## EXERCISE TASK:
The entries below should be transcribed in their entirety, exactly as written.

## EXTRACTED DATA:
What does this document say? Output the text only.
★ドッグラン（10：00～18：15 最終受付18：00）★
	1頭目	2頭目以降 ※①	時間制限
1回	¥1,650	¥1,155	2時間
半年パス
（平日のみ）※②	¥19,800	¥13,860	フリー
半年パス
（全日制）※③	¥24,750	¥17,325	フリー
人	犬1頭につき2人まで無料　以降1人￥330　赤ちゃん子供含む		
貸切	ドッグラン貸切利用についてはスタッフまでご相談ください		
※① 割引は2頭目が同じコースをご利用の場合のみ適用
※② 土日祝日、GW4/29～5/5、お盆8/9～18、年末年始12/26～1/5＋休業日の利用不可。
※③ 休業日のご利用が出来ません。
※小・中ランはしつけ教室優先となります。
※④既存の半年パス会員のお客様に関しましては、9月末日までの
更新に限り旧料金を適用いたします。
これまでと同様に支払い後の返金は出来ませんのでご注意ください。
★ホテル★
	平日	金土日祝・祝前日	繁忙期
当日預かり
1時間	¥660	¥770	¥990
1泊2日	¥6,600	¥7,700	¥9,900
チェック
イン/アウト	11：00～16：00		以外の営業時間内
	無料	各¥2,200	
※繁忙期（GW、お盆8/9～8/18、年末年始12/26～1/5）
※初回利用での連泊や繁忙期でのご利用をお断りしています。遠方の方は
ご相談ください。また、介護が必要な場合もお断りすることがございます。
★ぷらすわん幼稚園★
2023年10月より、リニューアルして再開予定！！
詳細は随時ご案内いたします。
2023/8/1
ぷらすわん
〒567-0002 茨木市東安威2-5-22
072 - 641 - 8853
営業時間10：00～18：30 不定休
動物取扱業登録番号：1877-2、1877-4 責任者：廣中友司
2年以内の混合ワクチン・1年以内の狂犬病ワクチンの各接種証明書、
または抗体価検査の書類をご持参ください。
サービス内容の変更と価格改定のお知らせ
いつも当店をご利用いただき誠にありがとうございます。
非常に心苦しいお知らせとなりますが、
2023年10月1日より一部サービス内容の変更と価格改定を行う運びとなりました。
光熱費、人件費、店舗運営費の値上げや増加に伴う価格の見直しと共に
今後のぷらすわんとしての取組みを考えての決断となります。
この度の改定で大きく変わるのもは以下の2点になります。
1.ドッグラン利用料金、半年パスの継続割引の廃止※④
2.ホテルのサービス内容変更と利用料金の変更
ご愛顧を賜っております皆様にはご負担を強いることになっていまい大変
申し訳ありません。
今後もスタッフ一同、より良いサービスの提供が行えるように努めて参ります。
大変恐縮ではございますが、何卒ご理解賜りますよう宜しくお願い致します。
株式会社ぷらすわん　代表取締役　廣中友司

## RIGHT ANSWER:
What does this document say? Output the text only.
★ドッグラン（10：00～18：15 最終受付18：00）★
	1頭目	2頭目以降 ※①	時間制限
1回	¥1,650	¥1,155	2時間
半年パス
（平日のみ）※②	¥19,800	¥13,860	フリー
半年パス
（全日制）※③	¥24,750	¥17,325	フリー
人	犬1頭につき2人まで無料　以降1人￥330　赤ちゃん子供含む		
貸切	ドッグラン貸切利用についてはスタッフまでご相談ください		
※① 割引は2頭目が同じコースをご利用の場合のみ適用
※② 土日祝日、GW4/29～5/5、お盆8/9～18、年末年始12/26～1/5＋休業日の利用不可。
※③ 休業日のご利用が出来ません。
※小・中ランはしつけ教室優先となります。
※④既存の半年パス会員のお客様に関しましては、9月末日までの
更新に限り旧料金を適用いたします。
これまでと同様に支払い後の返金は出来ませんのでご注意ください。
★ホテル★
	平日	金土日祝・祝前日	繁忙期
当日預かり
1時間	¥660	¥770	¥990
1泊2日	¥6,600	¥7,700	¥9,900
チェック
イン/アウト	11：00～16：00		以外の営業時間内
	無料	各¥2,200	
※繁忙期（GW、お盆8/9～8/18、年末年始12/26～1/5）
※初回利用での連泊や繁忙期でのご利用をお断りしています。遠方の方は
ご相談ください。また、介護が必要な場合もお断りすることがございます。
★ぷらすわん幼稚園★
2023年10月より、リニューアルして再開予定！！
詳細は随時ご案内いたします。
2023/8/1
ぷらすわん
〒567-0002 茨木市東安威2-5-22
072 - 641 - 8853
営業時間10：00～18：30 不定休
動物取扱業登録番号：1877-2、1877-4 責任者：廣中友司
2年以内の混合ワクチン・1年以内の狂犬病ワクチンの各接種証明書、
または抗体価検査の書類をご持参ください。
サービス内容の変更と価格改定のお知らせ
いつも当店をご利用いただき誠にありがとうございます。
非常に心苦しいお知らせとなりますが、
2023年10月1日より一部サービス内容の変更と価格改定を行う運びとなりました。
光熱費、人件費、店舗運営費の値上げや増加に伴う価格の見直しと共に
今後のぷらすわんとしての取組みを考えての決断となります。
この度の改定で大きく変わるのもは以下の2点になります。
1.ドッグラン利用料金、半年パスの継続割引の廃止※④
2.ホテルのサービス内容変更と利用料金の変更
ご愛顧を賜っております皆様にはご負担を強いることになっていまい大変
申し訳ありません。
今後もスタッフ一同、より良いサービスの提供が行えるように努めて参ります。
大変恐縮ではございますが、何卒ご理解賜りますよう宜しくお願い致します。
株式会社ぷらすわん　代表取締役　廣中友司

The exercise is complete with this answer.